CONSIGNE 1: Traduisez en anglais cette phrase du texte sur l’éclipse : « Les États-Unis vont bientôt être témoins de l’un des événements les plus spectaculaires de l’univers. »

··· TEXTE CITÉ

L’éclipse solaire aux États-Unis : un regard juif
Dans bien des cultures, la survenue d’une éclipse est perçue comme un mauvais présage. Qu’en dit le judaïsme ?
Les États-Unis vont bientôt être témoins de l’un des événements les plus spectaculaires de l’univers.
Ce lundi 21 août, le ciel va subitement s’assombrir en pleine journée. La température va chuter de plusieurs degrés en quelques brefs instants. Les oiseaux vont cesser de gazouiller pour se réfugier en toute vitesse dans leurs nids. Et des millions d’Américains et de touristes du monde entier vont se rassembler sous les cieux, depuis l’Oregon jusqu’à la Caroline du Sud, pour observer la première éclipse solaire totale à traverser les États-Unis depuis plusieurs dizaines d’années.
C’est là un spectacle imposant. D’ailleurs, tout au long de l’histoire, à différentes époques et dans d’innombrables cultures, la survenue d’une éclipse était accueillie avec crainte et consternation. Pour quiconque n’était pas assez instruit pour comprendre l’origine scientifique de cette obscurité temporaire, à savoir l’alignement du Soleil, de la Lune et de la Terre sur un même axe, ce phénomène augurait son lot de mythes et de mauvais présages. Le mot éclipse est d’ailleurs issu du terme grec renvoyant à l’abandon et au délaissement, comme si l’assombrissement soudain de l’univers exprimait un mécontentement divin si sévère que Dieu avait choisi de retirer temporairement le don de Sa présence.
Comment les sources juives perçoivent-elle la survenue d’une éclipse solaire ?
Au tout début de la Torah, les commentateurs bibliques juifs trouvent une allusion directe au phénomène de l’éclipse : « Dieu dit: "Que des corps lumineux apparaissent dans l'espace des cieux, pour distinguer entre le jour et la nuit; ils serviront de signes pour les saisons, pour les jours, pour les années" » (Genèse, 1, 14). Que signifient les mots « ils serviront de signes » ? Le commentaire classique de Rachi nous répond que le verset fait référence aux moments où les luminaires sont éclipsés. Et d’ajouter qu’un tel phénomène constitue « un mauvais signe pour le monde » !
Cela signifie-t-il que nous devrions vivre dans la crainte du 21 août prochain ? Pas si vite…
Fait remarquable, Rachi conclut son commentaire avec une référence aux paroles du prophète Jérémie : « Il est écrit : "ne tremblez pas devant les signes célestes !" (Jérémie 10, 2). Quand vous exécutez la volonté du Saint béni soit-Il, vous n’avez à redouter aucun châtiment. »
Mais cette conclusion nous laisse perplexes. Si une éclipse est une prédiction d’une punition divine imminente, comme Rachi semble le déduire du verset de Genèse, pourquoi réfute-t-il aussitôt cette idée précise à l’aide d’une citation de Jérémie nous enjoignant au contraire de ne pas redouter les signes célestes ?
La réponse est profonde et liée à l’importance suprême que les Juifs accordent au concept du libre-arbitre, la capacité qu’a l’homme à influer sur sa destinée en vertu des choix personnels qu’il opère. Le concept grec du destin va à l’encontre de la pensée juive ; notre sort peut parfaitement être modifié par la foi. Ou comme le célèbre adage des fêtes solennelles de Tichri le formule : « Le repentir, la prière et la charité annulent le mauvais décret. »

······
··· DONNÉES À TRAITER

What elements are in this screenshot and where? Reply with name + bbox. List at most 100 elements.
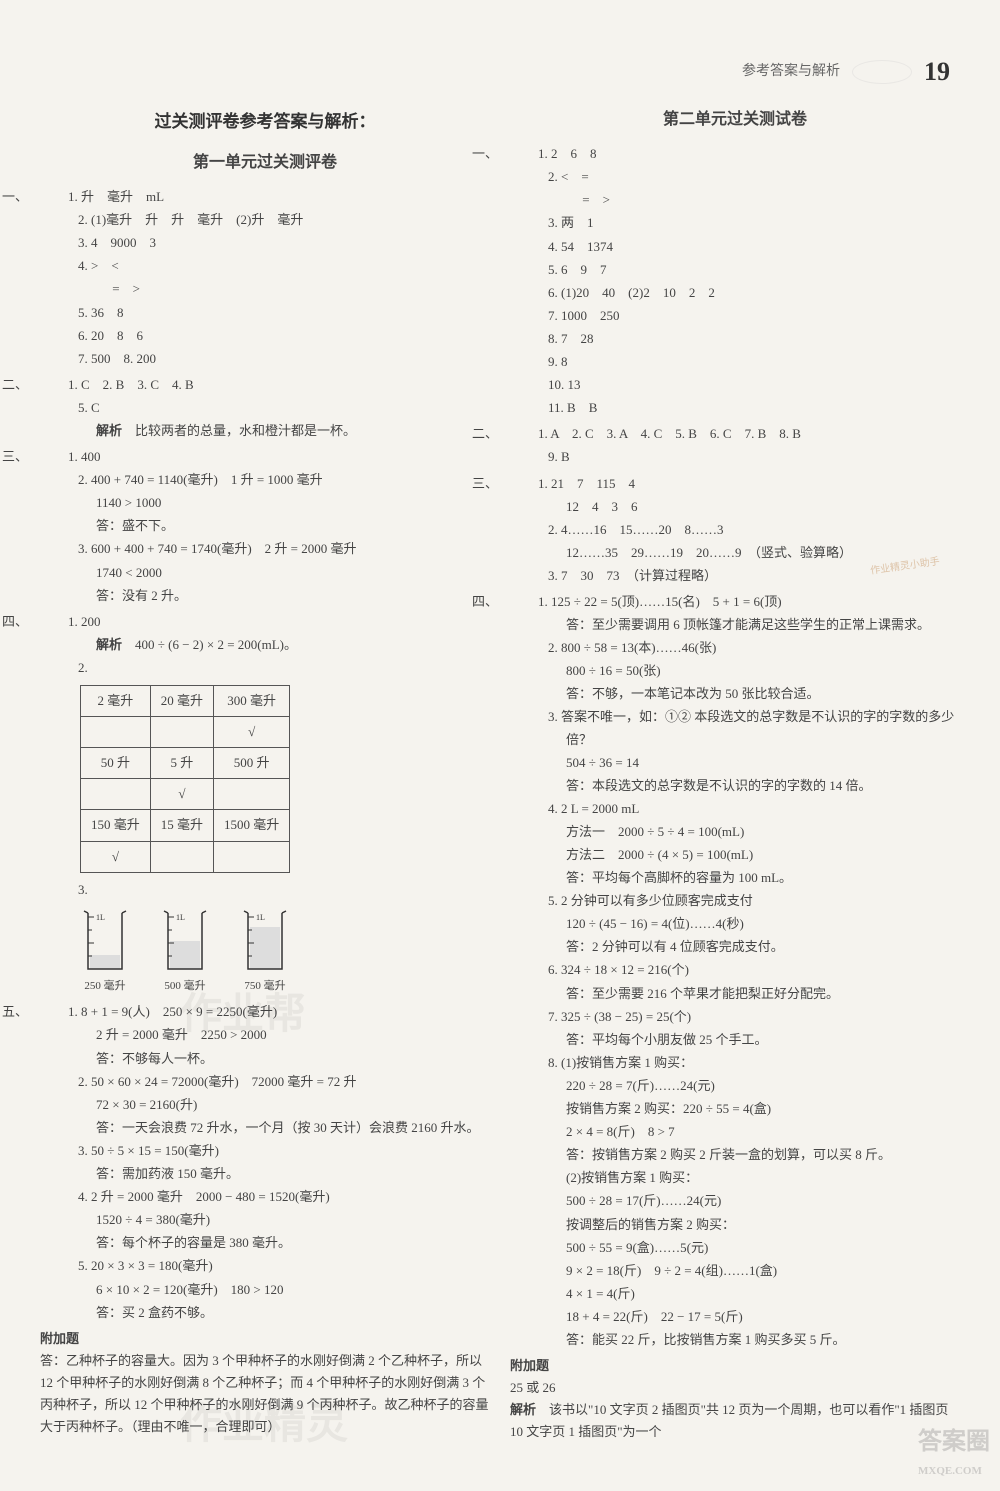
unit2-title: 第二单元过关测试卷 <box>510 106 960 133</box>
right-column: 第二单元过关测试卷 一、1. 2 6 8 2. < = = > 3. 两 1 4… <box>510 100 960 1443</box>
s5-l4b: 1520 ÷ 4 = 380(毫升) <box>40 1209 490 1231</box>
r4-l8l: 18 + 4 = 22(斤) 22 − 17 = 5(斤) <box>510 1306 960 1328</box>
r1-l7: 7. 1000 250 <box>510 305 960 327</box>
r4-l8g: 500 ÷ 28 = 17(斤)……24(元) <box>510 1190 960 1212</box>
right-s2: 二、1. A 2. C 3. A 4. C 5. B 6. C 7. B 8. … <box>510 423 960 468</box>
r4-l1b: 答：至少需要调用 6 顶帐篷才能满足这些学生的正常上课需求。 <box>510 614 960 636</box>
r1-l4: 4. 54 1374 <box>510 236 960 258</box>
table-row: √ <box>81 841 290 872</box>
table-cell: 500 升 <box>214 748 290 779</box>
left-s1: 一、1. 升 毫升 mL 2. (1)毫升 升 升 毫升 (2)升 毫升 3. … <box>40 186 490 370</box>
table-row: √ <box>81 717 290 748</box>
s1-l4b: = > <box>40 278 490 300</box>
table-cell: 50 升 <box>81 748 151 779</box>
s4-l1b: 解析 400 ÷ (6 − 2) × 2 = 200(mL)。 <box>40 634 490 656</box>
table-cell <box>214 841 290 872</box>
beakers-row: 1L 250 毫升 1L 500 毫升 1L 750 毫升 <box>80 907 490 996</box>
s5-l1b: 2 升 = 2000 毫升 2250 > 2000 <box>40 1024 490 1046</box>
table-cell: 1500 毫升 <box>214 810 290 841</box>
r4-l2: 2. 800 ÷ 58 = 13(本)……46(张) <box>510 637 960 659</box>
r3-l1b: 12 4 3 6 <box>510 496 960 518</box>
s4-l3: 3. <box>40 879 490 901</box>
s5-l1c: 答：不够每人一杯。 <box>40 1048 490 1070</box>
left-s3: 三、1. 400 2. 400 + 740 = 1140(毫升) 1 升 = 1… <box>40 446 490 607</box>
r4-l8k: 4 × 1 = 4(斤) <box>510 1283 960 1305</box>
r4-l5: 5. 2 分钟可以有多少位顾客完成支付 <box>510 890 960 912</box>
table-cell: √ <box>214 717 290 748</box>
r4-l4b: 方法一 2000 ÷ 5 ÷ 4 = 100(mL) <box>510 821 960 843</box>
r1-l9: 9. 8 <box>510 351 960 373</box>
r4-l8e: 答：按销售方案 2 购买 2 斤装一盒的划算，可以买 8 斤。 <box>510 1144 960 1166</box>
table-cell <box>214 779 290 810</box>
r1-l10: 10. 13 <box>510 374 960 396</box>
s5-l3: 3. 50 ÷ 5 × 15 = 150(毫升) <box>40 1140 490 1162</box>
svg-text:1L: 1L <box>96 913 105 922</box>
content-columns: 过关测评卷参考答案与解析： 第一单元过关测评卷 一、1. 升 毫升 mL 2. … <box>40 100 960 1443</box>
r4-l1: 四、1. 125 ÷ 22 = 5(顶)……15(名) 5 + 1 = 6(顶) <box>510 591 960 613</box>
s2-l1: 二、1. C 2. B 3. C 4. B <box>40 374 490 396</box>
s3-l1: 三、1. 400 <box>40 446 490 468</box>
r3-l2: 2. 4……16 15……20 8……3 <box>510 519 960 541</box>
r3-l1: 三、1. 21 7 115 4 <box>510 473 960 495</box>
table-cell: 20 毫升 <box>150 686 213 717</box>
answer-table: 2 毫升20 毫升300 毫升√50 升5 升500 升√150 毫升15 毫升… <box>80 685 290 873</box>
beaker: 1L 750 毫升 <box>240 907 290 996</box>
s5-l2c: 答：一天会浪费 72 升水，一个月（按 30 天计）会浪费 2160 升水。 <box>40 1117 490 1139</box>
table-cell: √ <box>150 779 213 810</box>
beaker: 1L 250 毫升 <box>80 907 130 996</box>
s5-l2: 2. 50 × 60 × 24 = 72000(毫升) 72000 毫升 = 7… <box>40 1071 490 1093</box>
r4-l8f: (2)按销售方案 1 购买： <box>510 1167 960 1189</box>
table-cell: 15 毫升 <box>150 810 213 841</box>
s5-l2b: 72 × 30 = 2160(升) <box>40 1094 490 1116</box>
r4-l3: 3. 答案不唯一，如：①② 本段选文的总字数是不认识的字的字数的多少倍？ <box>510 706 960 750</box>
left-s2: 二、1. C 2. B 3. C 4. B 5. C 解析 比较两者的总量，水和… <box>40 374 490 442</box>
header-decoration <box>852 60 912 84</box>
table-cell: 2 毫升 <box>81 686 151 717</box>
corner-logo: 答案圈 MXQE.COM <box>918 1422 990 1481</box>
left-s4: 四、1. 200 解析 400 ÷ (6 − 2) × 2 = 200(mL)。… <box>40 611 490 996</box>
table-cell <box>150 841 213 872</box>
s2-l3: 解析 比较两者的总量，水和橙汁都是一杯。 <box>40 420 490 442</box>
table-row: √ <box>81 779 290 810</box>
beaker: 1L 500 毫升 <box>160 907 210 996</box>
table-cell: 5 升 <box>150 748 213 779</box>
r4-l2c: 答：不够，一本笔记本改为 50 张比较合适。 <box>510 683 960 705</box>
page-number: 19 <box>924 50 950 94</box>
s1-l5: 5. 36 8 <box>40 302 490 324</box>
header-label: 参考答案与解析 <box>742 60 840 84</box>
s1-l7: 7. 500 8. 200 <box>40 348 490 370</box>
r4-l3c: 答：本段选文的总字数是不认识的字的字数的 14 倍。 <box>510 775 960 797</box>
s1-l4: 4. > < <box>40 255 490 277</box>
r4-l8b: 220 ÷ 28 = 7(斤)……24(元) <box>510 1075 960 1097</box>
right-s4: 四、1. 125 ÷ 22 = 5(顶)……15(名) 5 + 1 = 6(顶)… <box>510 591 960 1351</box>
r4-l6: 6. 324 ÷ 18 × 12 = 216(个) <box>510 959 960 981</box>
s5-l1: 五、1. 8 + 1 = 9(人) 250 × 9 = 2250(毫升) <box>40 1001 490 1023</box>
svg-text:1L: 1L <box>176 913 185 922</box>
r4-l8d: 2 × 4 = 8(斤) 8 > 7 <box>510 1121 960 1143</box>
r1-l6: 6. (1)20 40 (2)2 10 2 2 <box>510 282 960 304</box>
s5-l5b: 6 × 10 × 2 = 120(毫升) 180 > 120 <box>40 1279 490 1301</box>
svg-text:1L: 1L <box>256 913 265 922</box>
s4-l2: 2. <box>40 657 490 679</box>
table-cell: 300 毫升 <box>214 686 290 717</box>
s5-l4: 4. 2 升 = 2000 毫升 2000 − 480 = 1520(毫升) <box>40 1186 490 1208</box>
left-extra-body: 答：乙种杯子的容量大。因为 3 个甲种杯子的水刚好倒满 2 个乙种杯子，所以 1… <box>40 1350 490 1438</box>
s1-l2: 2. (1)毫升 升 升 毫升 (2)升 毫升 <box>40 209 490 231</box>
s5-l5: 5. 20 × 3 × 3 = 180(毫升) <box>40 1255 490 1277</box>
r2-l2: 9. B <box>510 446 960 468</box>
r1-l3: 3. 两 1 <box>510 212 960 234</box>
table-cell <box>81 779 151 810</box>
r4-l8j: 9 × 2 = 18(斤) 9 ÷ 2 = 4(组)……1(盒) <box>510 1260 960 1282</box>
r1-l8: 8. 7 28 <box>510 328 960 350</box>
r4-l5c: 答：2 分钟可以有 4 位顾客完成支付。 <box>510 936 960 958</box>
r4-l8m: 答：能买 22 斤，比按销售方案 1 购买多买 5 斤。 <box>510 1329 960 1351</box>
r4-l8i: 500 ÷ 55 = 9(盒)……5(元) <box>510 1237 960 1259</box>
r1-l2b: = > <box>510 189 960 211</box>
s1-l6: 6. 20 8 6 <box>40 325 490 347</box>
right-extra-title: 附加题 <box>510 1355 960 1377</box>
r4-l7: 7. 325 ÷ (38 − 25) = 25(个) <box>510 1006 960 1028</box>
r4-l3b: 504 ÷ 36 = 14 <box>510 752 960 774</box>
s5-l4c: 答：每个杯子的容量是 380 毫升。 <box>40 1232 490 1254</box>
left-s5: 五、1. 8 + 1 = 9(人) 250 × 9 = 2250(毫升) 2 升… <box>40 1001 490 1323</box>
right-s1: 一、1. 2 6 8 2. < = = > 3. 两 1 4. 54 1374 … <box>510 143 960 419</box>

······

CONSIGNE 2: Dans la liste, substituez « mL » à « 毫升 » dans tout ce qui va de la ligne contenant « unit2-title: 第二单元过关测试卷 <box>510 » jusqu’à celle contenant « table-cell: 20 毫升 <box>150 686 213 717</box> », ces deux lignes comprises. Ne redonnez que ces lignes, sans autre changement.

CORRIGÉ 1: The United States will soon witness one of the most spectacular events in the universe.

CORRIGÉ 2:
unit2-title: 第二单元过关测试卷 <box>510 106 960 133</box>
right-column: 第二单元过关测试卷 一、1. 2 6 8 2. < = = > 3. 两 1 4… <box>510 100 960 1443</box>
s5-l4b: 1520 ÷ 4 = 380(mL) <box>40 1209 490 1231</box>
r4-l8l: 18 + 4 = 22(斤) 22 − 17 = 5(斤) <box>510 1306 960 1328</box>
r1-l7: 7. 1000 250 <box>510 305 960 327</box>
r4-l8g: 500 ÷ 28 = 17(斤)……24(元) <box>510 1190 960 1212</box>
right-s2: 二、1. A 2. C 3. A 4. C 5. B 6. C 7. B 8. … <box>510 423 960 468</box>
r4-l1b: 答：至少需要调用 6 顶帐篷才能满足这些学生的正常上课需求。 <box>510 614 960 636</box>
r1-l4: 4. 54 1374 <box>510 236 960 258</box>
table-row: √ <box>81 841 290 872</box>
table-cell: 500 升 <box>214 748 290 779</box>
left-s1: 一、1. 升 mL mL 2. (1)mL 升 升 mL (2)升 mL 3. … <box>40 186 490 370</box>
table-row: √ <box>81 717 290 748</box>
s1-l4b: = > <box>40 278 490 300</box>
table-cell: 50 升 <box>81 748 151 779</box>
s4-l1b: 解析 400 ÷ (6 − 2) × 2 = 200(mL)。 <box>40 634 490 656</box>
table-cell <box>214 841 290 872</box>
beakers-row: 1L 250 mL 1L 500 mL 1L 750 mL <box>80 907 490 996</box>
s5-l1b: 2 升 = 2000 mL 2250 > 2000 <box>40 1024 490 1046</box>
table-cell: 1500 mL <box>214 810 290 841</box>
r4-l2: 2. 800 ÷ 58 = 13(本)……46(张) <box>510 637 960 659</box>
r3-l1b: 12 4 3 6 <box>510 496 960 518</box>
s4-l3: 3. <box>40 879 490 901</box>
s5-l1c: 答：不够每人一杯。 <box>40 1048 490 1070</box>
left-s3: 三、1. 400 2. 400 + 740 = 1140(mL) 1 升 = 1… <box>40 446 490 607</box>
r4-l8k: 4 × 1 = 4(斤) <box>510 1283 960 1305</box>
r4-l5: 5. 2 分钟可以有多少位顾客完成支付 <box>510 890 960 912</box>
table-cell: √ <box>214 717 290 748</box>
r4-l4b: 方法一 2000 ÷ 5 ÷ 4 = 100(mL) <box>510 821 960 843</box>
r1-l9: 9. 8 <box>510 351 960 373</box>
r4-l8e: 答：按销售方案 2 购买 2 斤装一盒的划算，可以买 8 斤。 <box>510 1144 960 1166</box>
table-cell <box>214 779 290 810</box>
r1-l10: 10. 13 <box>510 374 960 396</box>
s5-l3: 3. 50 ÷ 5 × 15 = 150(mL) <box>40 1140 490 1162</box>
svg-text:1L: 1L <box>96 913 105 922</box>
content-columns: 过关测评卷参考答案与解析： 第一单元过关测评卷 一、1. 升 mL mL 2. … <box>40 100 960 1443</box>
r4-l1: 四、1. 125 ÷ 22 = 5(顶)……15(名) 5 + 1 = 6(顶) <box>510 591 960 613</box>
s2-l1: 二、1. C 2. B 3. C 4. B <box>40 374 490 396</box>
s3-l1: 三、1. 400 <box>40 446 490 468</box>
r3-l2: 2. 4……16 15……20 8……3 <box>510 519 960 541</box>
r3-l1: 三、1. 21 7 115 4 <box>510 473 960 495</box>
table-cell: 20 mL <box>150 686 213 717</box>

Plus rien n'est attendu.